▸ **What is being asked**:
Extract all lines that hold "有效直径" from the records below.

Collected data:
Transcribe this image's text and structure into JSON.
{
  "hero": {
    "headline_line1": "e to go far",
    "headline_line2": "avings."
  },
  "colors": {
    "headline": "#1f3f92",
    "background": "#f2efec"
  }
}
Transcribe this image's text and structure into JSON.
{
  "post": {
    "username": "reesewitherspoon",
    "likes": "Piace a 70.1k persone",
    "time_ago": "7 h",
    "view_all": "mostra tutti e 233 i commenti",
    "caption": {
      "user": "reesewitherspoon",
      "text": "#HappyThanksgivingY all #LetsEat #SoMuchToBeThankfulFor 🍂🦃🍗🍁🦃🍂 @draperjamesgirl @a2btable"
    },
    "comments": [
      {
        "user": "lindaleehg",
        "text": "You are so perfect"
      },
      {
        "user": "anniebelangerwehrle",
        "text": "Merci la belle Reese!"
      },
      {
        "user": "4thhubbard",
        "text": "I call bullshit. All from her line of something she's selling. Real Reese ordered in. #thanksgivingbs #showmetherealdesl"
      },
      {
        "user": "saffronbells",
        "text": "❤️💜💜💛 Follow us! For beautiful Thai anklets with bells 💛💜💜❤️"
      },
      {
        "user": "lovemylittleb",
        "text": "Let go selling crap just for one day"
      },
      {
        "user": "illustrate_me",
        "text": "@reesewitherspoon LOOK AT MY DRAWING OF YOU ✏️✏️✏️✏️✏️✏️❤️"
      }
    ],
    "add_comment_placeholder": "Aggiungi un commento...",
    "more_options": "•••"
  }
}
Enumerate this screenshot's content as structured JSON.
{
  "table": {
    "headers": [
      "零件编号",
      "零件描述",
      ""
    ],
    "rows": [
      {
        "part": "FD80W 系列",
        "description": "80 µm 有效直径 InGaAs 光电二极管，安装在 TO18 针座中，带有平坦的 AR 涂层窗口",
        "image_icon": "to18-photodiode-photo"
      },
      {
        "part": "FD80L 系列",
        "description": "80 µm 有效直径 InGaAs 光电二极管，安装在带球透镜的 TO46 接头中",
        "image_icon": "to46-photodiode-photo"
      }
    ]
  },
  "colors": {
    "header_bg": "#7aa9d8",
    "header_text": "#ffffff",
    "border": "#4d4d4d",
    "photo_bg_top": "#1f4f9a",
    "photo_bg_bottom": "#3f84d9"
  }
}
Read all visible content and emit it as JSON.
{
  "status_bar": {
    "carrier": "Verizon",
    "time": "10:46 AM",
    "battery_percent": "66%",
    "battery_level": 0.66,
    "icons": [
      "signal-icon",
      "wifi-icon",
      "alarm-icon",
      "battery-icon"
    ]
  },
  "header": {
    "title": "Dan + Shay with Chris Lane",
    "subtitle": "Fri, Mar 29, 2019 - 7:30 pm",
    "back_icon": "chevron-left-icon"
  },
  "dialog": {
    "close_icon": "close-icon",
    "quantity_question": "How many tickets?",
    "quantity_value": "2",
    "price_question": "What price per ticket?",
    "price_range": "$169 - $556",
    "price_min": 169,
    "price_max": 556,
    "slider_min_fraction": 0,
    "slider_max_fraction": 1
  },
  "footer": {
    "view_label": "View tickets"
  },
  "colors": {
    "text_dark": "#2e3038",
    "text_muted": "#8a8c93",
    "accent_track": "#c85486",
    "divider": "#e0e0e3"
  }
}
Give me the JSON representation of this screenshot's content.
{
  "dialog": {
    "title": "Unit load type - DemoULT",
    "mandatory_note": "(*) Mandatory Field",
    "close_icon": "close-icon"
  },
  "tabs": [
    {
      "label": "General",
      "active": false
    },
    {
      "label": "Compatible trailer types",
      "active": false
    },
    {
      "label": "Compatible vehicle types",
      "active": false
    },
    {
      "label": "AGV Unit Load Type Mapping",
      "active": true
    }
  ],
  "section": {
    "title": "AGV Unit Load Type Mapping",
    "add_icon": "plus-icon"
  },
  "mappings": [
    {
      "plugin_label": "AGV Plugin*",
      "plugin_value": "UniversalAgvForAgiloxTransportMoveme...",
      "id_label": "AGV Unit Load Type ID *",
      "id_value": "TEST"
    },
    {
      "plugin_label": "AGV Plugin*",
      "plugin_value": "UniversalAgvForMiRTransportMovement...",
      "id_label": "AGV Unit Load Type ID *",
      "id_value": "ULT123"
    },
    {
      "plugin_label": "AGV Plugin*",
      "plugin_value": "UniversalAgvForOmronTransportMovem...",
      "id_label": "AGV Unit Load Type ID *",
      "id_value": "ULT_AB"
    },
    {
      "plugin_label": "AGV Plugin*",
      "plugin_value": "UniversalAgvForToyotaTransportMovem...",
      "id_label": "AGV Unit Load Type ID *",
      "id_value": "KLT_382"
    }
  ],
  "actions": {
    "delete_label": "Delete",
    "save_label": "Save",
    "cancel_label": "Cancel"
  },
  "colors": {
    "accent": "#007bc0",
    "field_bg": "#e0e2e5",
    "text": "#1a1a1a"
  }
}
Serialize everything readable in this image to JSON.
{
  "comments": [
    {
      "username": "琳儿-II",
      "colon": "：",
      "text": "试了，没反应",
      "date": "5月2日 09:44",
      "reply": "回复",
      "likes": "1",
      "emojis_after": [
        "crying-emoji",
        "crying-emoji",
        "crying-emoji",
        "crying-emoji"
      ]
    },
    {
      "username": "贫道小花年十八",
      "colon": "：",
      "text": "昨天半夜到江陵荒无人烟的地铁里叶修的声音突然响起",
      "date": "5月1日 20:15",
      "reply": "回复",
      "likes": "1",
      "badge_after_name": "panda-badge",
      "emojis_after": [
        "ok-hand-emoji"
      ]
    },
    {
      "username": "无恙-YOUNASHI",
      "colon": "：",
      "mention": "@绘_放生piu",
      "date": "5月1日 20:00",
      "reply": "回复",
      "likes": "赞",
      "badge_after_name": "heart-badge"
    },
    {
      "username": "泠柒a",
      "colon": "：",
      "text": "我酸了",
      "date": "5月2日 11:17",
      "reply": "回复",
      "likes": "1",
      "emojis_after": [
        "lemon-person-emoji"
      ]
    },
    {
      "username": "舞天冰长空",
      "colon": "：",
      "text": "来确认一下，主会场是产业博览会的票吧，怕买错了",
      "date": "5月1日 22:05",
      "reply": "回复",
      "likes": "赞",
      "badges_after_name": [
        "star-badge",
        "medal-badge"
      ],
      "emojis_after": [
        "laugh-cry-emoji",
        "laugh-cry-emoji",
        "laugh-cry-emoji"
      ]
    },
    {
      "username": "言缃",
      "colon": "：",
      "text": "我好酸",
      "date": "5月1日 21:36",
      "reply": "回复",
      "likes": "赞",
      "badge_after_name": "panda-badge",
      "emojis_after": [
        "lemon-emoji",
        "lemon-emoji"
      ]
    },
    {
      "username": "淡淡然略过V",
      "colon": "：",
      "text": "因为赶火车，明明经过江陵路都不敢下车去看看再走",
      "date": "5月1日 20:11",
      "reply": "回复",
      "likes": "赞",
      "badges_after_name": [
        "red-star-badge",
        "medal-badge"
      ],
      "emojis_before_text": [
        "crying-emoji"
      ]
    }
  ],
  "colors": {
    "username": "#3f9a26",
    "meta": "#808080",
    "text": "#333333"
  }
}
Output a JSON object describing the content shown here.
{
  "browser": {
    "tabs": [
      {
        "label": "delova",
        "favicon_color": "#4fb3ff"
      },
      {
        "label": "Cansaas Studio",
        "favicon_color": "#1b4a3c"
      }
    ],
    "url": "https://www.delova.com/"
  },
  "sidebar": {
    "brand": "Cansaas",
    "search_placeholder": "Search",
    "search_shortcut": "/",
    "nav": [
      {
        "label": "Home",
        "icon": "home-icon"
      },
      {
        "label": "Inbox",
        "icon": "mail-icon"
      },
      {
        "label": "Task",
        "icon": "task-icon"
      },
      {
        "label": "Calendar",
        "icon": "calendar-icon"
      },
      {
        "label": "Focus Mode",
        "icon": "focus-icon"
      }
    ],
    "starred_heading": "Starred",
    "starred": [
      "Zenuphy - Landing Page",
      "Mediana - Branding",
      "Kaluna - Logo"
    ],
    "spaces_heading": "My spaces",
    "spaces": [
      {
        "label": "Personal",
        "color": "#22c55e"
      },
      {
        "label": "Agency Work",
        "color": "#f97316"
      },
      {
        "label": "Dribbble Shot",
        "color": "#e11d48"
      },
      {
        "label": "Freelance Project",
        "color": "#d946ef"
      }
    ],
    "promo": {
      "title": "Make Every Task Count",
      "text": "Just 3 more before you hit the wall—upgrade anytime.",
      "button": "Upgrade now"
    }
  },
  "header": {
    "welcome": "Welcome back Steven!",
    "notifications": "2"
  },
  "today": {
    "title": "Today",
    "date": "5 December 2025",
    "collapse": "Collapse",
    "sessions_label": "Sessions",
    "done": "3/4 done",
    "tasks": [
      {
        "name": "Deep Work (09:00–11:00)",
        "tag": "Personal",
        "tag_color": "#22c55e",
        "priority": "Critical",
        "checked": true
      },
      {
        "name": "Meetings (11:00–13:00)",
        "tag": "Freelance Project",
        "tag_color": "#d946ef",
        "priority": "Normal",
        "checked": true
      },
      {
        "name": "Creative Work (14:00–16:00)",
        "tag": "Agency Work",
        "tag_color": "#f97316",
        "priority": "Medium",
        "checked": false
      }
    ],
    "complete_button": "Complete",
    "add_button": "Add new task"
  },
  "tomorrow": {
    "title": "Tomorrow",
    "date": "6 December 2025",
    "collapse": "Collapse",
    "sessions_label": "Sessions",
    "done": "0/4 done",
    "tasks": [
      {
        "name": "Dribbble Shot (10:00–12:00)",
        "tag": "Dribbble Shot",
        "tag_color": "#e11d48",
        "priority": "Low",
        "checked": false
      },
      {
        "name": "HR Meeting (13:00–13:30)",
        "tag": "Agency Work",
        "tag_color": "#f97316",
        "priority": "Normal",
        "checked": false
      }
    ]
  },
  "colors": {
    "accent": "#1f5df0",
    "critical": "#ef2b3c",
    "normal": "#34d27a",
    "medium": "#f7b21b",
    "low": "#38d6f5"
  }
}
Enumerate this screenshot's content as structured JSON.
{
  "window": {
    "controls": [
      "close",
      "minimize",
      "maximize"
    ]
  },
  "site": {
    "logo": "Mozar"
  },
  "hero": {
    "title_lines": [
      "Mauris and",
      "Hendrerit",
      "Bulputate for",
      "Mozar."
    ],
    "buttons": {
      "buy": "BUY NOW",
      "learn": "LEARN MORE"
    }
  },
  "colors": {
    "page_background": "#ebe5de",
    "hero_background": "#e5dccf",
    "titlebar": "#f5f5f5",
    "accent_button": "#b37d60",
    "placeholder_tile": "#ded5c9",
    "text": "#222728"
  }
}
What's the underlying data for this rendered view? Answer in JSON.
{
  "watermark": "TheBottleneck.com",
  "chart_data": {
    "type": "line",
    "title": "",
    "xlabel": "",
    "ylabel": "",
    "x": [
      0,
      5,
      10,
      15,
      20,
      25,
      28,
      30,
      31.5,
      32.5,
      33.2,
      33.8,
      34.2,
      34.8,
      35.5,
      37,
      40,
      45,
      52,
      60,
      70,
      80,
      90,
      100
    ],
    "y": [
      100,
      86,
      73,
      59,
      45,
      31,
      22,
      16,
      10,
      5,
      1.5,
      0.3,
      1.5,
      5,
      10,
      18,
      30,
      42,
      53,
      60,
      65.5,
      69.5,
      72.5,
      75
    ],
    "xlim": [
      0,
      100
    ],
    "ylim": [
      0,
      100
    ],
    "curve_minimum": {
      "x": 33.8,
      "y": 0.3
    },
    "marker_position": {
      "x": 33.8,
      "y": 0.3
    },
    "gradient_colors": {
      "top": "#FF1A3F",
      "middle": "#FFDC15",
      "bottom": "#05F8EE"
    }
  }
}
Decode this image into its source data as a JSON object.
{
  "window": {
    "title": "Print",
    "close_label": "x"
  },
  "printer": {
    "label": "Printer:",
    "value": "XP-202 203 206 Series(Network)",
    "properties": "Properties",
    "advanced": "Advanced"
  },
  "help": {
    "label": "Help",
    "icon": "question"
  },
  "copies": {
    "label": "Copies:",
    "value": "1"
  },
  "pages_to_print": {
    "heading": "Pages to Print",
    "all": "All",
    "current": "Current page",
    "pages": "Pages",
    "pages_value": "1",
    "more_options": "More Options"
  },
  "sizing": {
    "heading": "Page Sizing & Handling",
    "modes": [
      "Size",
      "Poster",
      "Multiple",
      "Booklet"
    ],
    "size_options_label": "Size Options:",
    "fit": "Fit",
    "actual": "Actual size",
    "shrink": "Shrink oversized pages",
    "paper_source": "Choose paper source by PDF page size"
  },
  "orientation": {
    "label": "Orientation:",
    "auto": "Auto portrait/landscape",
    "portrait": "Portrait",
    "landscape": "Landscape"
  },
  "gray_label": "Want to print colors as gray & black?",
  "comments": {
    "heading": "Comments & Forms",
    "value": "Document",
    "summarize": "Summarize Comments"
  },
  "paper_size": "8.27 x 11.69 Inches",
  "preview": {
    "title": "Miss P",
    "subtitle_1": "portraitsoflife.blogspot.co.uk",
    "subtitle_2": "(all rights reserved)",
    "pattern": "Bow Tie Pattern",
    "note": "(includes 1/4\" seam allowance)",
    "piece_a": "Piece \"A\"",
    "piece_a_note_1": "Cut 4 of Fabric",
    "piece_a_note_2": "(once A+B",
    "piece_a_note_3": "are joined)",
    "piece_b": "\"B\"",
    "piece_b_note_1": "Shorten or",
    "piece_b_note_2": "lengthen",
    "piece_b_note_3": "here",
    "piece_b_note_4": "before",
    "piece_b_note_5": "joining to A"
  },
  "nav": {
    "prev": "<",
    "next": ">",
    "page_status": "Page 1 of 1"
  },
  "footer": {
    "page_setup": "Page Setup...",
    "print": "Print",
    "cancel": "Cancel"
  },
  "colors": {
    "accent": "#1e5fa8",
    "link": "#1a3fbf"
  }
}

▸ **Right answer**:
        "description": "80 µm 有效直径 InGaAs 光电二极管，安装在 TO18 针座中，带有平坦的 AR 涂层窗口",
        "description": "80 µm 有效直径 InGaAs 光电二极管，安装在带球透镜的 TO46 接头中",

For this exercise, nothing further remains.